● **Stated task**
Which lines below hold the word "image"? Copy all of them.

* Begin Raw records *

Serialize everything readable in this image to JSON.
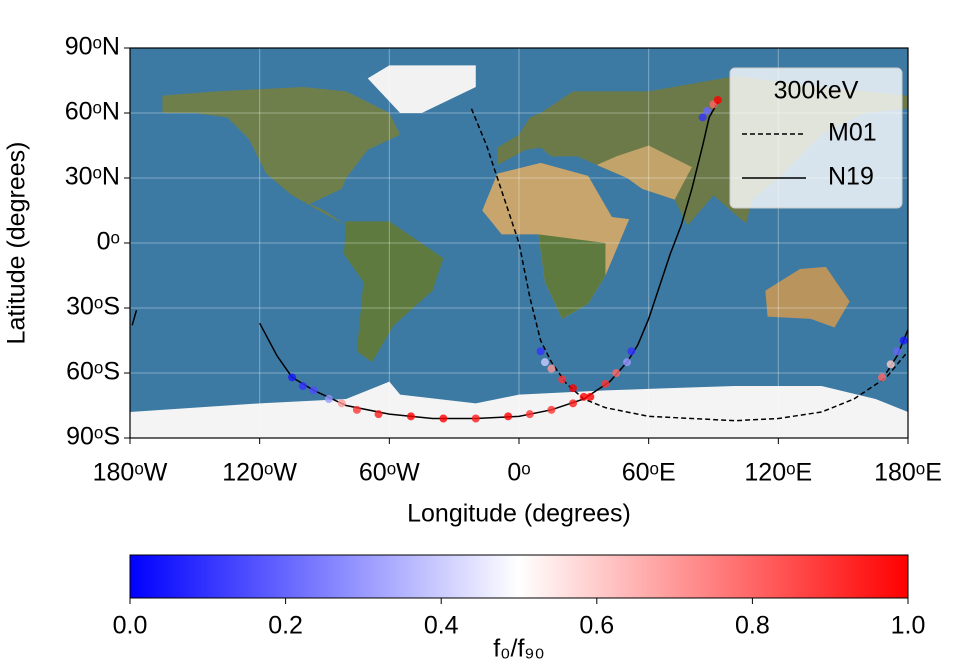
{
  "chart_data": {
    "type": "map",
    "xlabel": "Longitude (degrees)",
    "ylabel": "Latitude (degrees)",
    "xlim": [
      -180,
      180
    ],
    "ylim": [
      -90,
      90
    ],
    "xticks": [
      {
        "value": -180,
        "label": "180ᵒW"
      },
      {
        "value": -120,
        "label": "120ᵒW"
      },
      {
        "value": -60,
        "label": "60ᵒW"
      },
      {
        "value": 0,
        "label": "0ᵒ"
      },
      {
        "value": 60,
        "label": "60ᵒE"
      },
      {
        "value": 120,
        "label": "120ᵒE"
      },
      {
        "value": 180,
        "label": "180ᵒE"
      }
    ],
    "yticks": [
      {
        "value": 90,
        "label": "90ᵒN"
      },
      {
        "value": 60,
        "label": "60ᵒN"
      },
      {
        "value": 30,
        "label": "30ᵒN"
      },
      {
        "value": 0,
        "label": "0ᵒ"
      },
      {
        "value": -30,
        "label": "30ᵒS"
      },
      {
        "value": -60,
        "label": "60ᵒS"
      },
      {
        "value": -90,
        "label": "90ᵒS"
      }
    ],
    "legend": {
      "title": "300keV",
      "position": "upper right"
    },
    "series": [
      {
        "name": "M01",
        "style": "dashed",
        "color": "#000000",
        "x": [
          -22,
          -15,
          -10,
          -5,
          0,
          5,
          10,
          15,
          22,
          30,
          40,
          60,
          80,
          100,
          120,
          140,
          155,
          170,
          180
        ],
        "y": [
          62,
          45,
          30,
          15,
          0,
          -25,
          -45,
          -55,
          -65,
          -72,
          -76,
          -80,
          -81,
          -82,
          -81,
          -78,
          -72,
          -62,
          -50
        ]
      },
      {
        "name": "N19",
        "style": "solid",
        "color": "#000000",
        "x": [
          -120,
          -112,
          -105,
          -95,
          -80,
          -60,
          -40,
          -20,
          0,
          15,
          30,
          42,
          50,
          55,
          60,
          65,
          70,
          75,
          80,
          85,
          88,
          92,
          null,
          170,
          175,
          180,
          null,
          -179,
          -177
        ],
        "y": [
          -37,
          -52,
          -62,
          -68,
          -75,
          -79,
          -81,
          -81,
          -80,
          -77,
          -72,
          -64,
          -55,
          -47,
          -35,
          -20,
          -5,
          8,
          25,
          45,
          58,
          65,
          null,
          -60,
          -52,
          -40,
          null,
          -38,
          -31
        ]
      }
    ],
    "points": {
      "cmap": "bwr",
      "x": [
        -105,
        -100,
        -95,
        -88,
        -82,
        -75,
        -65,
        -50,
        -35,
        -20,
        -5,
        5,
        15,
        25,
        33,
        40,
        45,
        50,
        52,
        10,
        12,
        15,
        20,
        25,
        30,
        85,
        87,
        90,
        92,
        168,
        172,
        175,
        178
      ],
      "y": [
        -62,
        -66,
        -68,
        -72,
        -74,
        -77,
        -79,
        -80,
        -81,
        -81,
        -80,
        -79,
        -77,
        -74,
        -71,
        -65,
        -60,
        -55,
        -50,
        -50,
        -55,
        -58,
        -63,
        -67,
        -71,
        58,
        61,
        64,
        66,
        -62,
        -56,
        -50,
        -45
      ],
      "values": [
        0.05,
        0.1,
        0.15,
        0.3,
        0.7,
        0.9,
        0.95,
        1,
        1,
        0.95,
        1,
        0.9,
        0.9,
        0.95,
        1,
        0.9,
        0.8,
        0.3,
        0.1,
        0.1,
        0.4,
        0.7,
        0.9,
        1,
        1,
        0.1,
        0.2,
        0.8,
        1,
        0.8,
        0.6,
        0.2,
        0.05
      ]
    },
    "colorbar": {
      "label": "f₀/f₉₀",
      "clim": [
        0,
        1
      ],
      "ticks": [
        {
          "value": 0,
          "label": "0.0"
        },
        {
          "value": 0.2,
          "label": "0.2"
        },
        {
          "value": 0.4,
          "label": "0.4"
        },
        {
          "value": 0.6,
          "label": "0.6"
        },
        {
          "value": 0.8,
          "label": "0.8"
        },
        {
          "value": 1,
          "label": "1.0"
        }
      ]
    }
  }
}
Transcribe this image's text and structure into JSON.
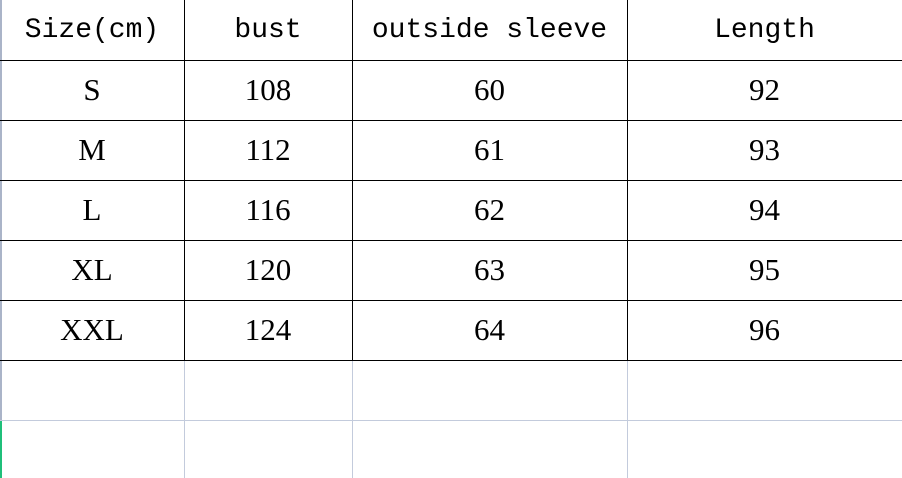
{
  "table": {
    "headers": [
      "Size(cm)",
      "bust",
      "outside sleeve",
      "Length"
    ],
    "rows": [
      [
        "S",
        "108",
        "60",
        "92"
      ],
      [
        "M",
        "112",
        "61",
        "93"
      ],
      [
        "L",
        "116",
        "62",
        "94"
      ],
      [
        "XL",
        "120",
        "63",
        "95"
      ],
      [
        "XXL",
        "124",
        "64",
        "96"
      ]
    ]
  },
  "colors": {
    "border": "#000000",
    "gridline": "#c3cbdc",
    "selection_edge": "#1fbf7a"
  }
}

* End Raw records *

● **Task result**
Serialize everything readable in this image to JSON.
Transcribe this image's text and structure into JSON.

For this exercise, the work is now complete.